Data entries for graphics
######

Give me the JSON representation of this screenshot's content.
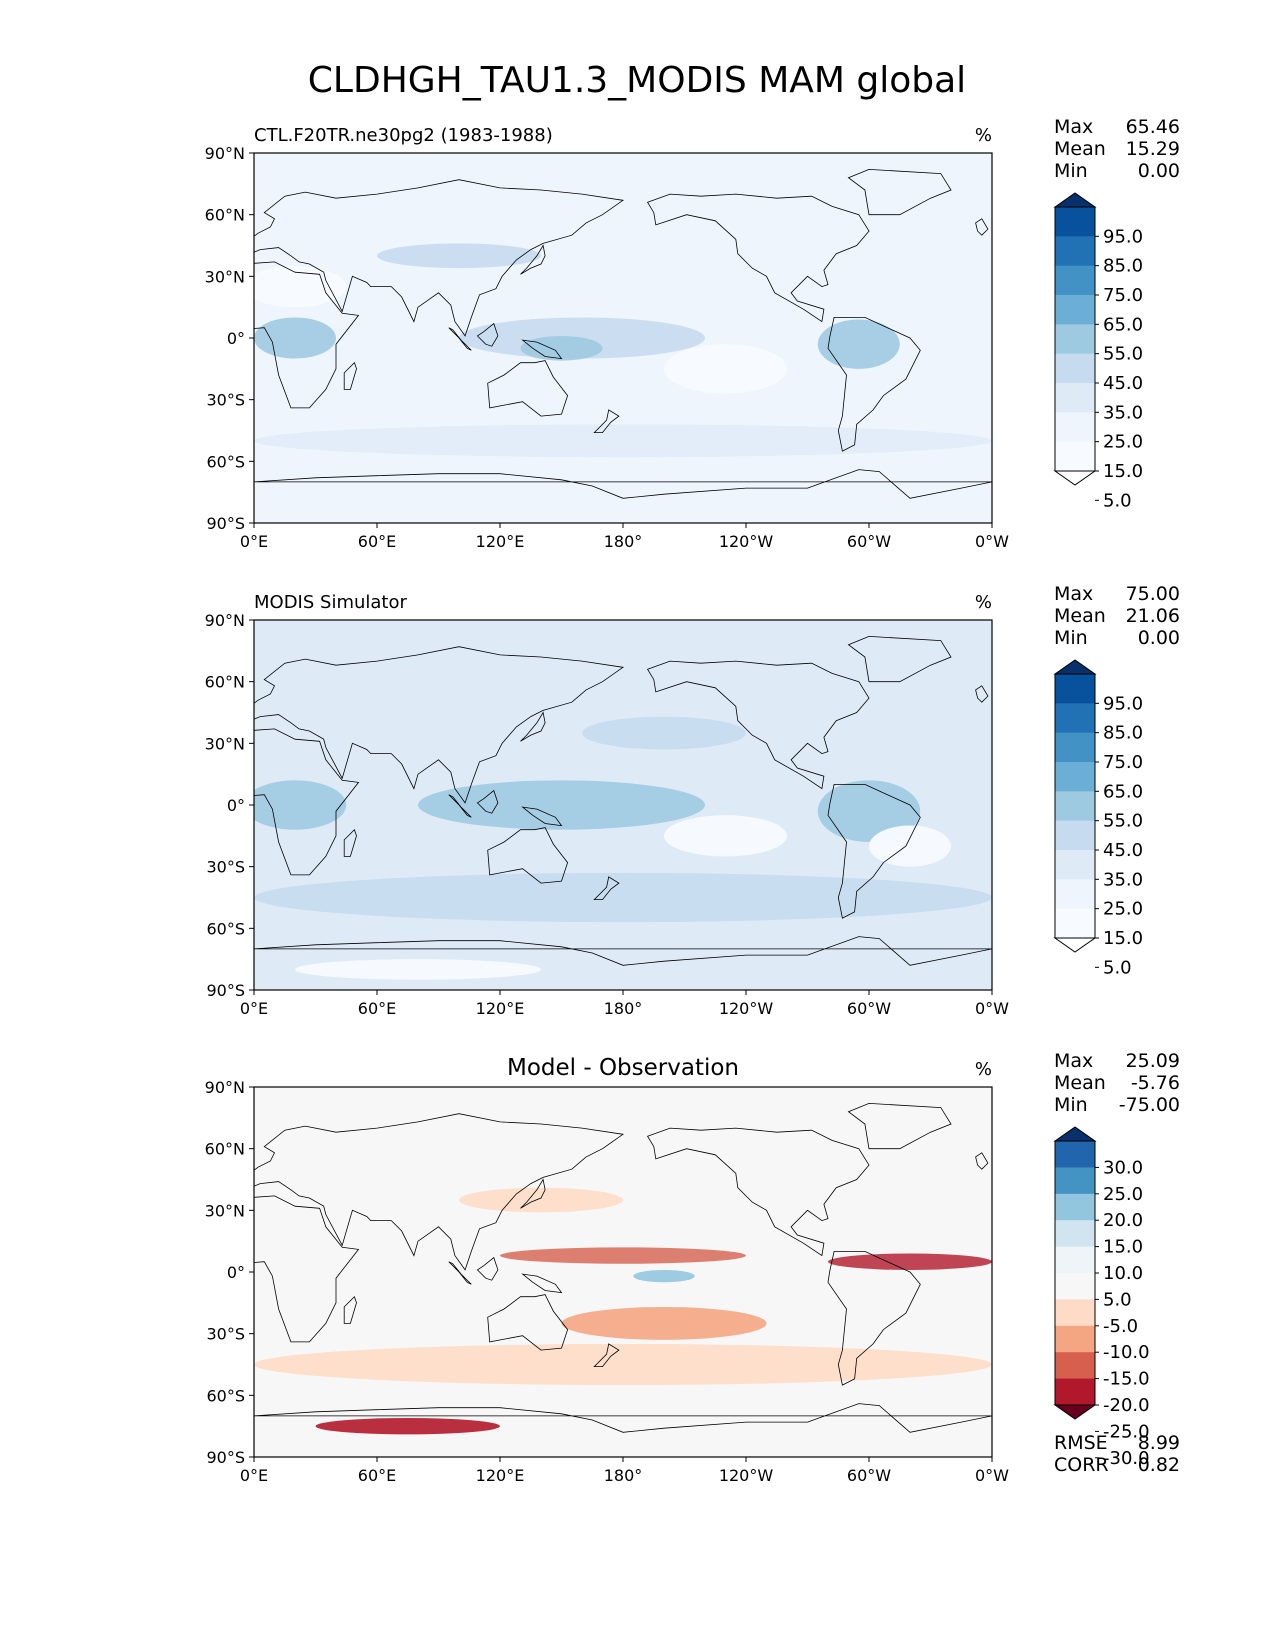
{
  "title": "CLDHGH_TAU1.3_MODIS MAM global",
  "lat_tick_labels": [
    "90°N",
    "60°N",
    "30°N",
    "0°",
    "30°S",
    "60°S",
    "90°S"
  ],
  "lon_tick_labels": [
    "0°E",
    "60°E",
    "120°E",
    "180°",
    "120°W",
    "60°W",
    "0°W"
  ],
  "panels": [
    {
      "left_title": "CTL.F20TR.ne30pg2 (1983-1988)",
      "center_title": "",
      "units": "%",
      "stats": [
        {
          "label": "Max",
          "value": "65.46"
        },
        {
          "label": "Mean",
          "value": "15.29"
        },
        {
          "label": "Min",
          "value": "0.00"
        }
      ],
      "colorbar": {
        "labels": [
          "95.0",
          "85.0",
          "75.0",
          "65.0",
          "55.0",
          "45.0",
          "35.0",
          "25.0",
          "15.0",
          "5.0"
        ],
        "colors": [
          "#08306b",
          "#08519c",
          "#2171b5",
          "#4292c6",
          "#6baed6",
          "#9ecae1",
          "#c6dbef",
          "#deebf7",
          "#eef5fc",
          "#f7fbff",
          "#ffffff"
        ]
      },
      "field_base_color": "#eef5fc",
      "footer_stats": []
    },
    {
      "left_title": "MODIS Simulator",
      "center_title": "",
      "units": "%",
      "stats": [
        {
          "label": "Max",
          "value": "75.00"
        },
        {
          "label": "Mean",
          "value": "21.06"
        },
        {
          "label": "Min",
          "value": "0.00"
        }
      ],
      "colorbar": {
        "labels": [
          "95.0",
          "85.0",
          "75.0",
          "65.0",
          "55.0",
          "45.0",
          "35.0",
          "25.0",
          "15.0",
          "5.0"
        ],
        "colors": [
          "#08306b",
          "#08519c",
          "#2171b5",
          "#4292c6",
          "#6baed6",
          "#9ecae1",
          "#c6dbef",
          "#deebf7",
          "#eef5fc",
          "#f7fbff",
          "#ffffff"
        ]
      },
      "field_base_color": "#deebf7",
      "footer_stats": []
    },
    {
      "left_title": "",
      "center_title": "Model - Observation",
      "units": "%",
      "stats": [
        {
          "label": "Max",
          "value": "25.09"
        },
        {
          "label": "Mean",
          "value": "-5.76"
        },
        {
          "label": "Min",
          "value": "-75.00"
        }
      ],
      "colorbar": {
        "labels": [
          "30.0",
          "25.0",
          "20.0",
          "15.0",
          "10.0",
          "5.0",
          "-5.0",
          "-10.0",
          "-15.0",
          "-20.0",
          "-25.0",
          "-30.0"
        ],
        "colors": [
          "#08306b",
          "#2166ac",
          "#4393c3",
          "#92c5de",
          "#d1e5f0",
          "#eef4f8",
          "#f7f7f7",
          "#fddbc7",
          "#f4a582",
          "#d6604d",
          "#b2182b",
          "#67001f"
        ]
      },
      "field_base_color": "#f7f7f7",
      "footer_stats": [
        {
          "label": "RMSE",
          "value": "8.99"
        },
        {
          "label": "CORR",
          "value": "0.82"
        }
      ]
    }
  ]
}
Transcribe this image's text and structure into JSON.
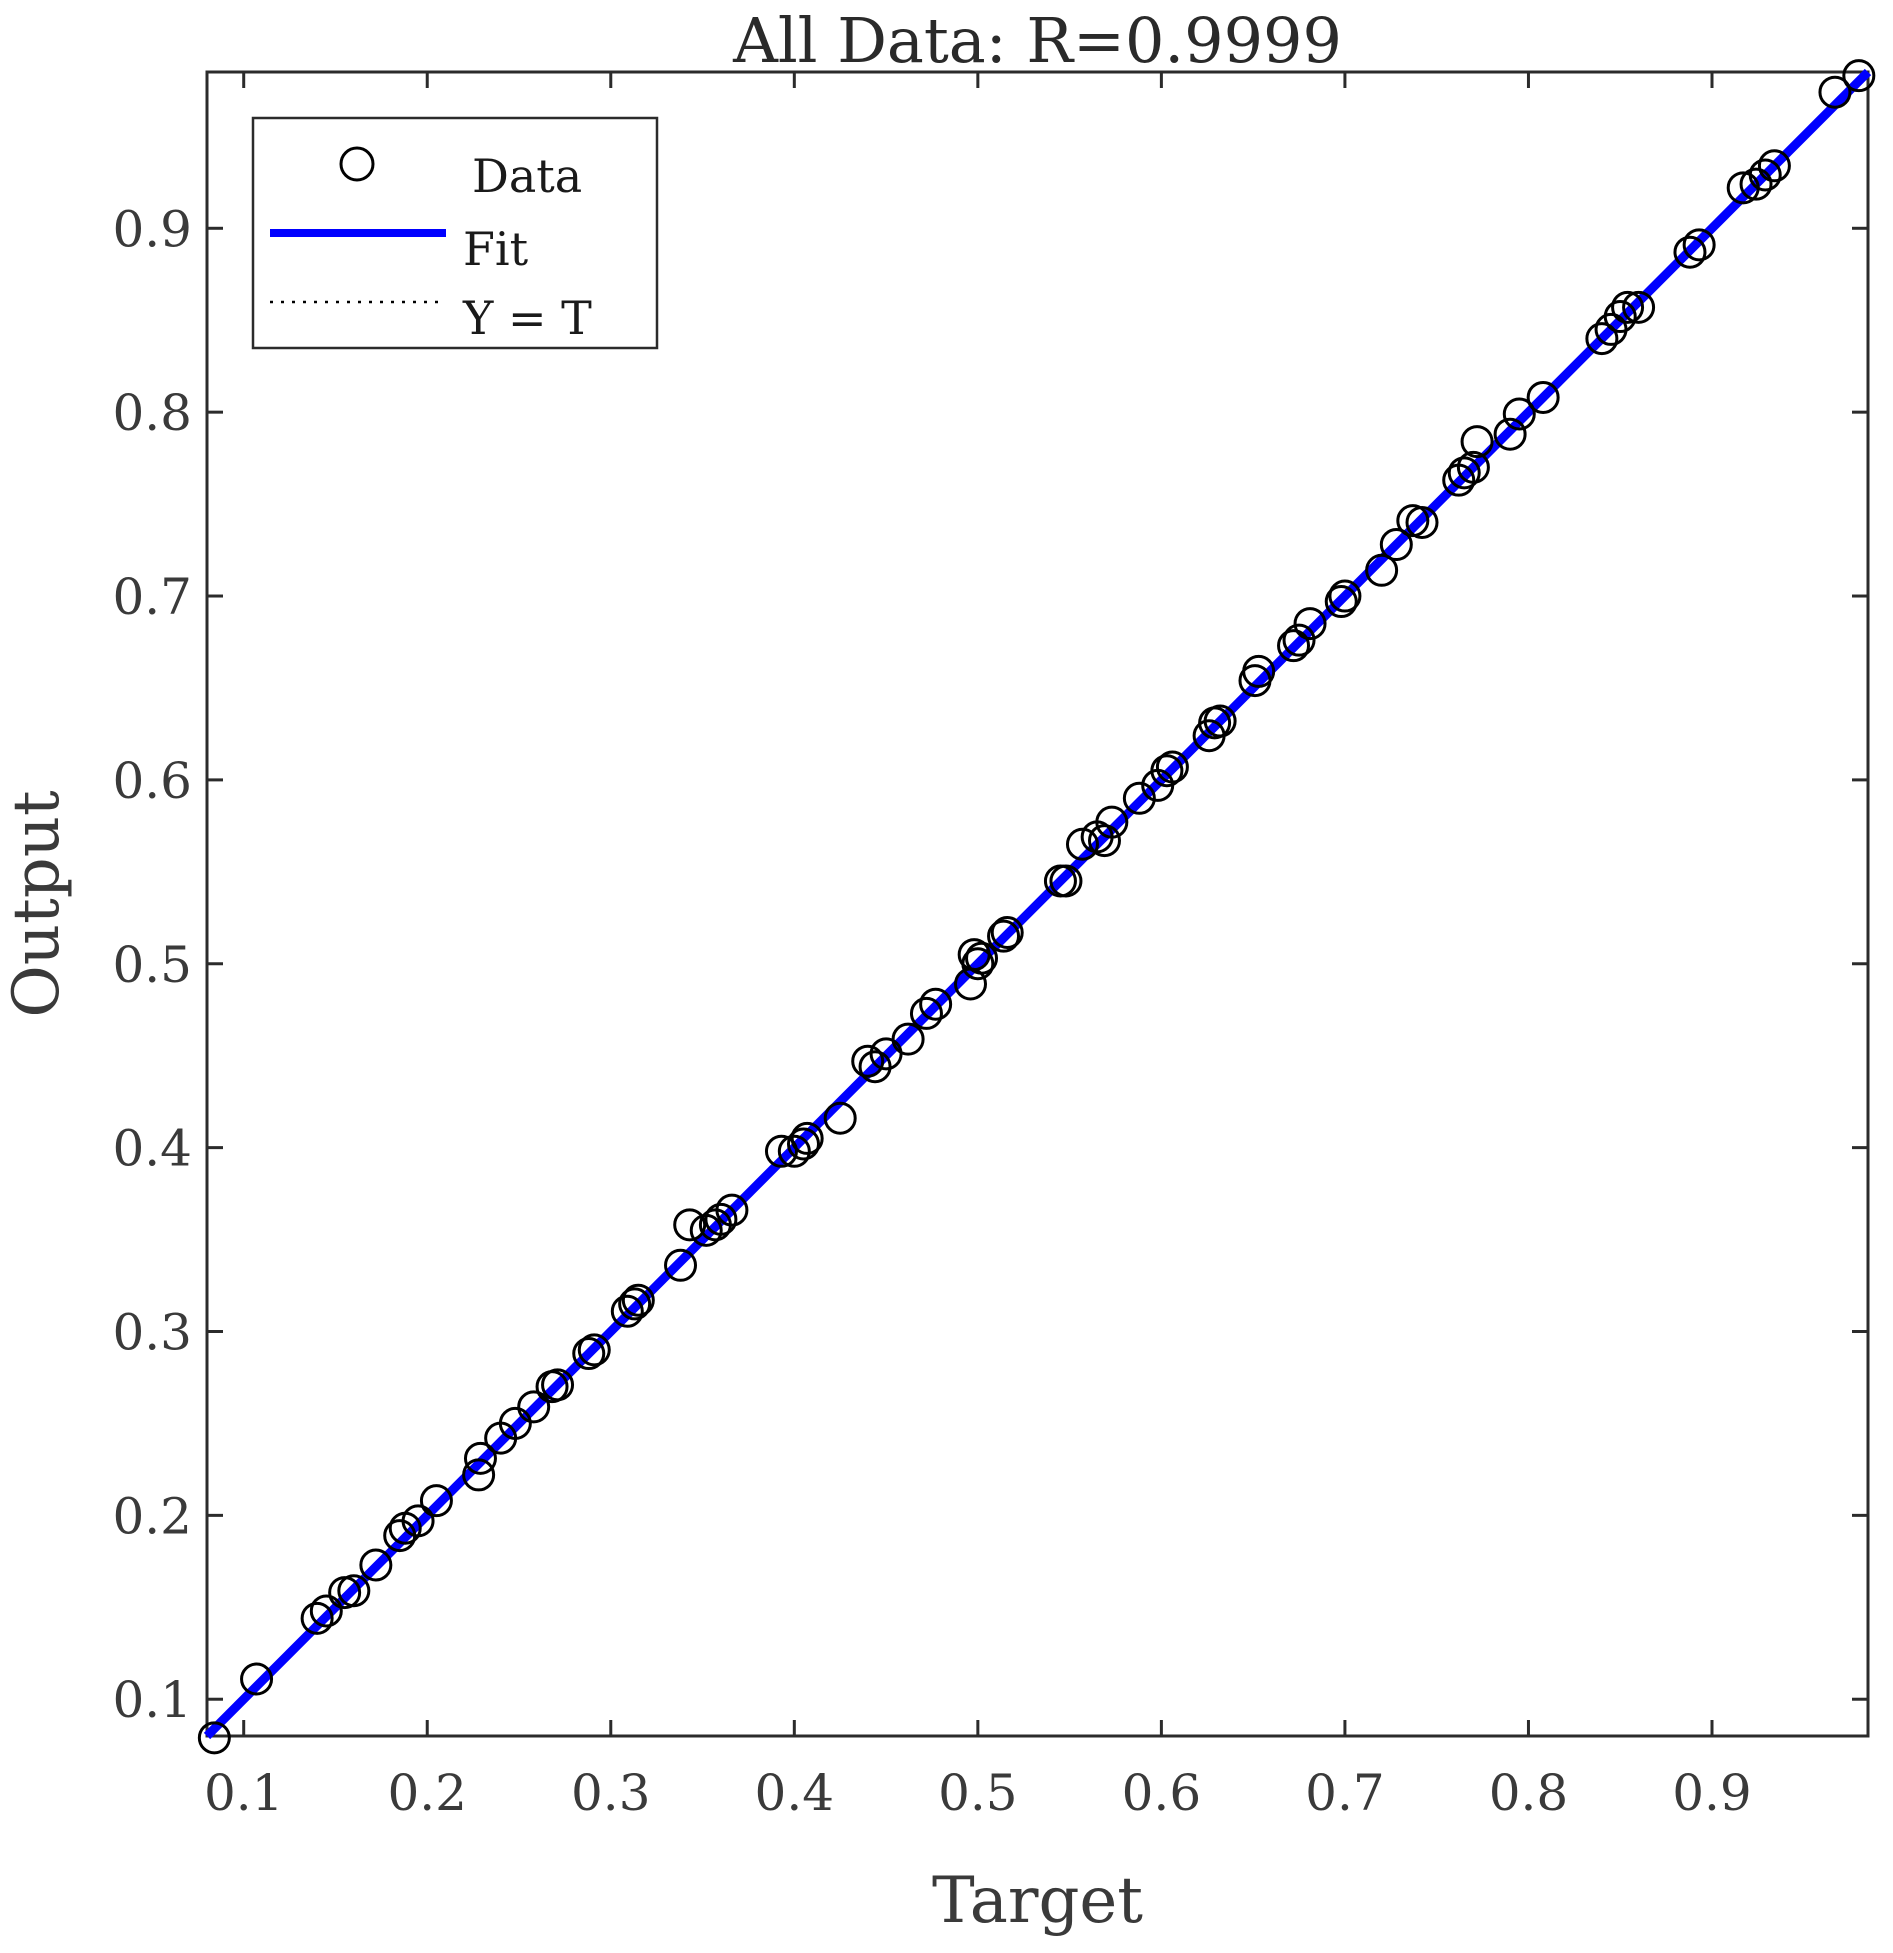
{
  "chart_data": {
    "type": "scatter",
    "title": "All Data: R=0.9999",
    "xlabel": "Target",
    "ylabel": "Output",
    "xlim": [
      0.08,
      0.985
    ],
    "ylim": [
      0.08,
      0.985
    ],
    "xticks": [
      "0.1",
      "0.2",
      "0.3",
      "0.4",
      "0.5",
      "0.6",
      "0.7",
      "0.8",
      "0.9"
    ],
    "yticks": [
      "0.1",
      "0.2",
      "0.3",
      "0.4",
      "0.5",
      "0.6",
      "0.7",
      "0.8",
      "0.9"
    ],
    "grid": false,
    "legend_position": "top-left",
    "legend": [
      {
        "label": "Data",
        "marker": "circle",
        "color": "#000000"
      },
      {
        "label": "Fit",
        "line": "solid",
        "color": "#0000ff"
      },
      {
        "label": "Y = T",
        "line": "dotted",
        "color": "#000000"
      }
    ],
    "fit_line": {
      "slope": 1.0,
      "intercept": 0.0
    },
    "series": [
      {
        "name": "Data",
        "points": [
          [
            0.084,
            0.079
          ],
          [
            0.107,
            0.111
          ],
          [
            0.14,
            0.144
          ],
          [
            0.145,
            0.148
          ],
          [
            0.155,
            0.158
          ],
          [
            0.16,
            0.159
          ],
          [
            0.172,
            0.173
          ],
          [
            0.185,
            0.189
          ],
          [
            0.188,
            0.193
          ],
          [
            0.195,
            0.197
          ],
          [
            0.205,
            0.208
          ],
          [
            0.228,
            0.222
          ],
          [
            0.229,
            0.231
          ],
          [
            0.24,
            0.242
          ],
          [
            0.248,
            0.25
          ],
          [
            0.258,
            0.259
          ],
          [
            0.268,
            0.27
          ],
          [
            0.271,
            0.271
          ],
          [
            0.288,
            0.288
          ],
          [
            0.291,
            0.29
          ],
          [
            0.309,
            0.311
          ],
          [
            0.313,
            0.315
          ],
          [
            0.315,
            0.317
          ],
          [
            0.338,
            0.336
          ],
          [
            0.343,
            0.358
          ],
          [
            0.352,
            0.355
          ],
          [
            0.357,
            0.358
          ],
          [
            0.36,
            0.361
          ],
          [
            0.366,
            0.366
          ],
          [
            0.393,
            0.398
          ],
          [
            0.4,
            0.398
          ],
          [
            0.405,
            0.402
          ],
          [
            0.407,
            0.405
          ],
          [
            0.425,
            0.416
          ],
          [
            0.44,
            0.447
          ],
          [
            0.444,
            0.444
          ],
          [
            0.45,
            0.451
          ],
          [
            0.462,
            0.459
          ],
          [
            0.472,
            0.473
          ],
          [
            0.477,
            0.478
          ],
          [
            0.496,
            0.489
          ],
          [
            0.498,
            0.505
          ],
          [
            0.5,
            0.5
          ],
          [
            0.502,
            0.503
          ],
          [
            0.514,
            0.515
          ],
          [
            0.516,
            0.517
          ],
          [
            0.545,
            0.545
          ],
          [
            0.548,
            0.545
          ],
          [
            0.557,
            0.565
          ],
          [
            0.565,
            0.569
          ],
          [
            0.569,
            0.567
          ],
          [
            0.573,
            0.577
          ],
          [
            0.588,
            0.59
          ],
          [
            0.598,
            0.597
          ],
          [
            0.603,
            0.605
          ],
          [
            0.606,
            0.607
          ],
          [
            0.626,
            0.624
          ],
          [
            0.629,
            0.631
          ],
          [
            0.632,
            0.632
          ],
          [
            0.651,
            0.654
          ],
          [
            0.653,
            0.659
          ],
          [
            0.672,
            0.673
          ],
          [
            0.675,
            0.676
          ],
          [
            0.681,
            0.685
          ],
          [
            0.698,
            0.697
          ],
          [
            0.7,
            0.7
          ],
          [
            0.72,
            0.714
          ],
          [
            0.728,
            0.728
          ],
          [
            0.737,
            0.741
          ],
          [
            0.742,
            0.74
          ],
          [
            0.762,
            0.763
          ],
          [
            0.765,
            0.767
          ],
          [
            0.77,
            0.77
          ],
          [
            0.772,
            0.784
          ],
          [
            0.79,
            0.788
          ],
          [
            0.795,
            0.799
          ],
          [
            0.808,
            0.808
          ],
          [
            0.84,
            0.84
          ],
          [
            0.845,
            0.845
          ],
          [
            0.85,
            0.852
          ],
          [
            0.854,
            0.857
          ],
          [
            0.86,
            0.857
          ],
          [
            0.888,
            0.887
          ],
          [
            0.893,
            0.891
          ],
          [
            0.917,
            0.922
          ],
          [
            0.924,
            0.924
          ],
          [
            0.929,
            0.929
          ],
          [
            0.934,
            0.934
          ],
          [
            0.967,
            0.974
          ],
          [
            0.98,
            0.983
          ]
        ]
      }
    ]
  }
}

######

THE EXERCISE
From the listing above, copy every line that includes the word "JSON".

TASK RESULT
Give me the JSON representation of this screenshot's content.
Transcribe this image's text and structure into JSON.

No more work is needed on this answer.